Short exercise
Reproduce the listing below word for word, from its beginning down to and including the line containing "The inner spaces 18 is at (623, 483).", leaving out the pictures.

%%

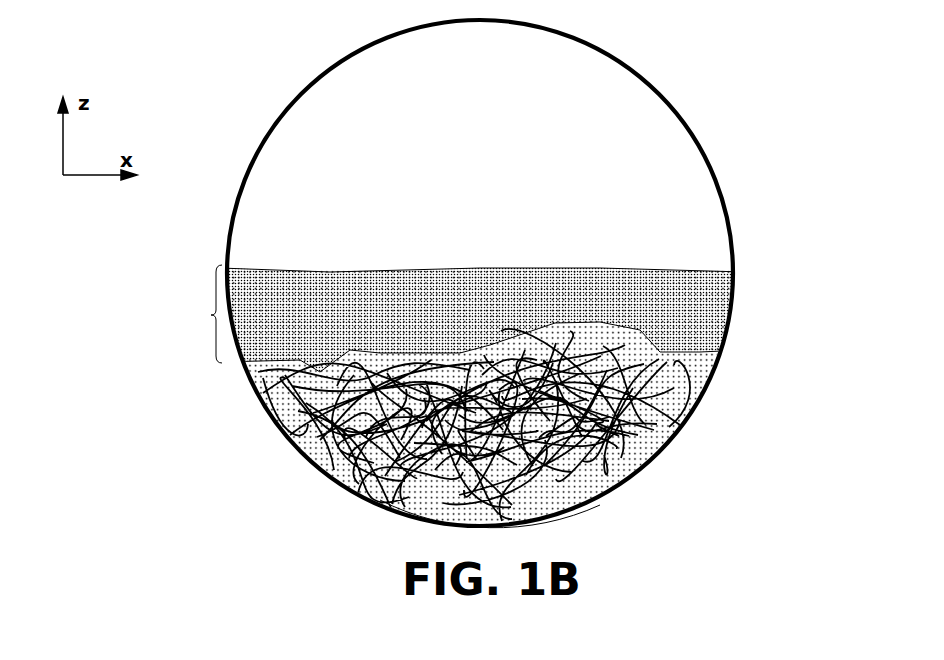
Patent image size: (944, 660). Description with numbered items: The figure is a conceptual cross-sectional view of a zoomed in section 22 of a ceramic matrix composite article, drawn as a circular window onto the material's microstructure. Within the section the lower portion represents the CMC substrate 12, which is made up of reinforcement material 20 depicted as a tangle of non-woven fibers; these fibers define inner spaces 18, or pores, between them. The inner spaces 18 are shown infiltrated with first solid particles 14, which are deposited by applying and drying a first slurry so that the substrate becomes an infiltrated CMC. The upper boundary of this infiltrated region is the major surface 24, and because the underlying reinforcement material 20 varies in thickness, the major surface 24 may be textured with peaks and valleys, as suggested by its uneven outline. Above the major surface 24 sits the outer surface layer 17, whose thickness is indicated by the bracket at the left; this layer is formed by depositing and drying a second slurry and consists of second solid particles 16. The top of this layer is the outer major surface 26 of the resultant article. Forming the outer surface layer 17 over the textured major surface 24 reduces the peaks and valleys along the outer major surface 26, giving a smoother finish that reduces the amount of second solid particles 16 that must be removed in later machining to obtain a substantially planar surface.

The CMC substrate 12 is at (690, 431).
The first solid particles 14 is at (390, 367).
The second solid particles 16 is at (657, 320).
The outer surface layer 17 is at (202, 314).
The inner spaces 18 is at (623, 483).
The reinforcement material 20 is at (270, 375).
The zoomed in section 22 is at (266, 125).
The major surface 24 is at (669, 350).
The outer major surface 26 is at (693, 270).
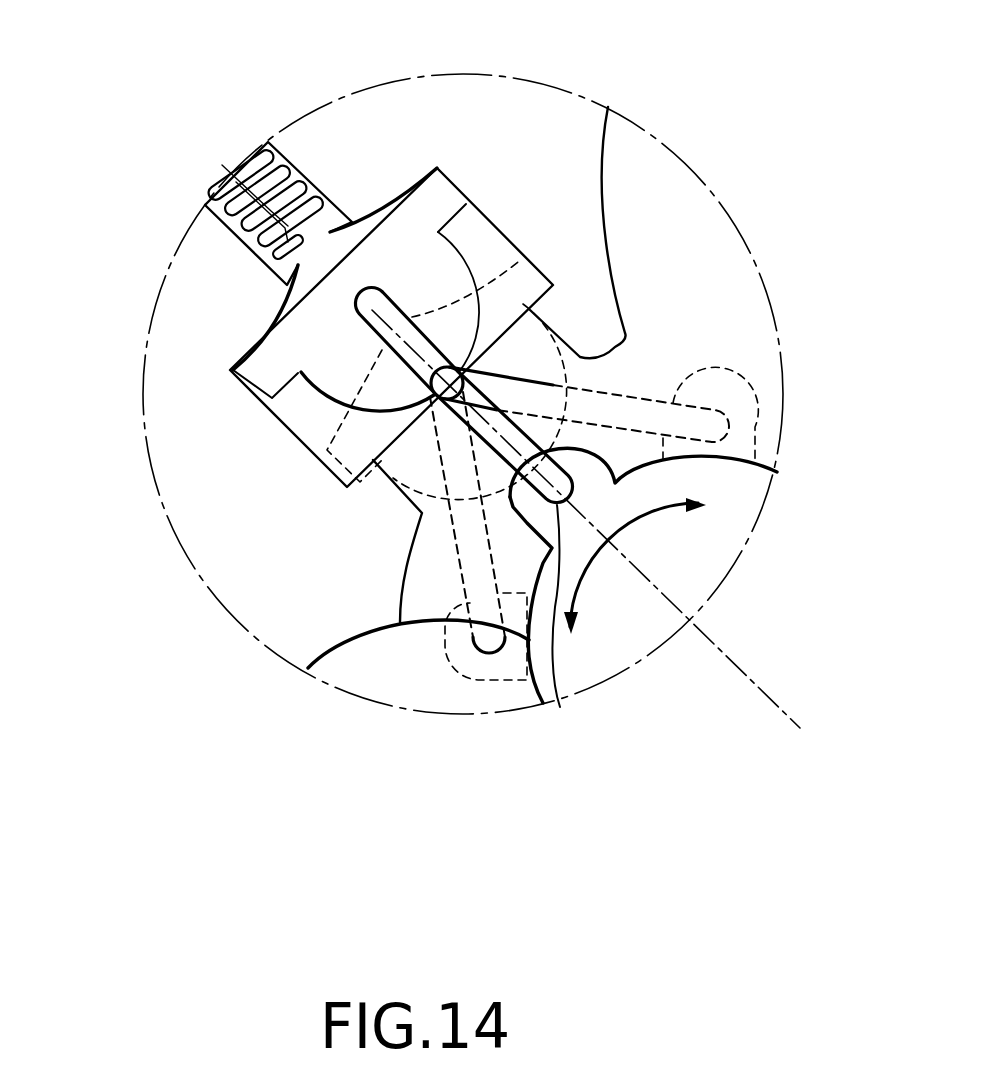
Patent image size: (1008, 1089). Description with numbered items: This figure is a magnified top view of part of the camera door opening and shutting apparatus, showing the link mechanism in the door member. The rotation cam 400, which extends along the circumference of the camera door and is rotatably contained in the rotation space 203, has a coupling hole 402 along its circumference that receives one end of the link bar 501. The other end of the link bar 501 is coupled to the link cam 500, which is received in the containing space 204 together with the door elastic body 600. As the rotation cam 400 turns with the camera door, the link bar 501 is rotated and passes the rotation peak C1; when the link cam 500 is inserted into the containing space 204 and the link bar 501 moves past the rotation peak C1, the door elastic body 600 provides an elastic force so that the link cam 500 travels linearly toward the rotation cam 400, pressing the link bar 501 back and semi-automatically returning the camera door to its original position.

The rotation space 203 is at (678, 222).
The containing space 204 is at (300, 415).
The rotation cam 400 is at (737, 535).
The coupling hole 402 is at (560, 707).
The link cam 500 is at (271, 323).
The link bar 501 is at (372, 292).
The door elastic body 600 is at (240, 183).
The rotation peak C1 is at (782, 703).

%%

Exercise solution
Patent image size: (944, 660). Description with numbered items: The figure is a conceptual cross-sectional view of a zoomed in section 22 of a ceramic matrix composite article, drawn as a circular window onto the material's microstructure. Within the section the lower portion represents the CMC substrate 12, which is made up of reinforcement material 20 depicted as a tangle of non-woven fibers; these fibers define inner spaces 18, or pores, between them. The inner spaces 18 are shown infiltrated with first solid particles 14, which are deposited by applying and drying a first slurry so that the substrate becomes an infiltrated CMC. The upper boundary of this infiltrated region is the major surface 24, and because the underlying reinforcement material 20 varies in thickness, the major surface 24 may be textured with peaks and valleys, as suggested by its uneven outline. Above the major surface 24 sits the outer surface layer 17, whose thickness is indicated by the bracket at the left; this layer is formed by depositing and drying a second slurry and consists of second solid particles 16. The top of this layer is the outer major surface 26 of the resultant article. Forming the outer surface layer 17 over the textured major surface 24 reduces the peaks and valleys along the outer major surface 26, giving a smoother finish that reduces the amount of second solid particles 16 that must be removed in later machining to obtain a substantially planar surface.

The CMC substrate 12 is at (690, 431).
The first solid particles 14 is at (390, 367).
The second solid particles 16 is at (657, 320).
The outer surface layer 17 is at (202, 314).
The inner spaces 18 is at (623, 483).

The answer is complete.